Last Wednesday, the central bank raised the benchmark interest rate by a quarter of a percentage point to a range of 1.75 percent to 2 percent. The much-expected rate hike and announcement also included information suggesting Fed governors are more inclined to raise rates two more times this year. Markets reflected the news as federal funds futures went from a 50 percent to 58 percent likelihood of two more rate hikes before year’s end.
If both increases are implemented, they would push interest rates up to a range of 2.25 percent to 2.5 percent. One more rate hike has been fully priced into the market for quite some time; however, two increases have not been. The accompanying chart shows the two-year Treasury yield, which indicates interest rate hikes push rates higher.
Source: www.Bloomberg.com June 2018
Earlier this month, the Federal Reserve Bank of New York released their most recent United States recession probability chart. We have referenced this chart several times over the past year and highlight that the risk of a recession beginning within the next 12 months, or by May 2019, sits at 11.1182%. This is a decrease from last month’s probability of 11.2105%. We are currently experiencing one of the longest, and soon to be longest, economic expansions in U.S. history. We believe a recession will occur at some point, but the next 12 months appear to be positive for the U.S. economy.

▶ [Tasks]:
[1] In the interest rate commentary, what range would interest rates reach if both additional increases are implemented?
[2] Do these statements agree with the interest rate commentary? Answer yes or no for each, quoting the words of the commentary that decide it. (a) The central bank raised the benchmark rate by half a percentage point. (b) Federal funds futures rose to a 58 percent likelihood of two more rate hikes. (c) The recession probability increased from the previous month.
[3] Carry on the interest rate commentary from its final sentence.
The data that follow come from a separate source.

▶ [Records]:

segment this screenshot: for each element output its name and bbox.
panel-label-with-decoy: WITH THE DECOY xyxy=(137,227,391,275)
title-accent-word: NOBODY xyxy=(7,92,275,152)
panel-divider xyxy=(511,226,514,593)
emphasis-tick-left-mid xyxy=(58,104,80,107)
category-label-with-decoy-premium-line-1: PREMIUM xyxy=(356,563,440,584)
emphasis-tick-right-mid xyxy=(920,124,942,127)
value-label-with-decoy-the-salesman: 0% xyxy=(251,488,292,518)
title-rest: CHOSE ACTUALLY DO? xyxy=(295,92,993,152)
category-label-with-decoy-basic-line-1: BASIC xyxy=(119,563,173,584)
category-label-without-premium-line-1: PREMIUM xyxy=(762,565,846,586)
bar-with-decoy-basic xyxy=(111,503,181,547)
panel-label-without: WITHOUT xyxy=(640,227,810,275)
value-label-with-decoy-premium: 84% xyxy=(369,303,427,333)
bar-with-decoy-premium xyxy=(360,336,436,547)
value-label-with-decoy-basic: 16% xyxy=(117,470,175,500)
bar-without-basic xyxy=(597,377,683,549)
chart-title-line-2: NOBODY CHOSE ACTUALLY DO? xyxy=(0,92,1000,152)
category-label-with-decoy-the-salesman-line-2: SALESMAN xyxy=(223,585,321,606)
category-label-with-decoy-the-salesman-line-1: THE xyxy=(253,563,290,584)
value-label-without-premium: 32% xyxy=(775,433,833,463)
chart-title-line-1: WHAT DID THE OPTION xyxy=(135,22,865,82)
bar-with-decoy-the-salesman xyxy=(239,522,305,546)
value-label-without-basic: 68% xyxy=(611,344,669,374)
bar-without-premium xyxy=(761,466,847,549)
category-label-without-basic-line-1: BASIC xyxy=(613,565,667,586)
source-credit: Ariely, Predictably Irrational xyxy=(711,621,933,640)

▶ [Answers to the exercise]:
[1] A range of 2.25 percent to 2.5 percent.

[2]
(a) No: "raised the benchmark interest rate by a quarter of a percentage point"
(b) Yes: "went from a 50 percent to 58 percent likelihood of two more rate hikes before year’s end"
(c) No: "This is a decrease from last month’s probability of 11.2105%."

[3]
Last week also opened with heightened trade tensions between the United States and its allies. It closed with the United States imposing new tariffs on $50 billion of Chinese goods. The Chinese declared it was the start of a trade war, reported Financial Times.
U.S. markets largely ignored the potential impact of trade wars on multiple fronts. Barron’s reported the Dow Jones Industrial Average, which includes companies that are vulnerable to tariffs, moved slightly lower. However, the Standard & Poor’s 500 Index shrugged off the possibility of trade wars, and the NASDAQ Composite gained more than 1 percent.
While Barron’s has written the largest risk to the U.S. stock market is the possibility of global trade wars, it appears many investors believe tariffs are a negotiating tactic. Barron’s reported:
“The market’s apparent indifference suggests it doesn’t see these tariffs as the reincarnation of Smoot-Hawley, but just the latest in President Trump’s negotiating tactics. Moving away from his denunciation of Kim Jong-un as “Little Rocket Man” inviting “fire and fury” by missile launches, Trump last week declared the threat from North Korea neutralized. Similarly, many professional investors view the bluster on tariffs as part of Trump’s negotiating tactics, rather than the start of an actual trade war.”
News that monetary policy is becoming less accommodating in certain regions of the world didn’t have much impact on markets either. Reuters reported the Federal Reserve raised its benchmark rate 0.25 percent last week. The European Central Bank is ending its bond-buying program and gave notice it expects to begin raising rates next summer. The Bank of Japan is still easing.
There was a lot of red ink in Asian emerging markets. China’s Shanghai Composite finished the week lower, as well. However, stock markets in Canada and Mexico finished the week higher.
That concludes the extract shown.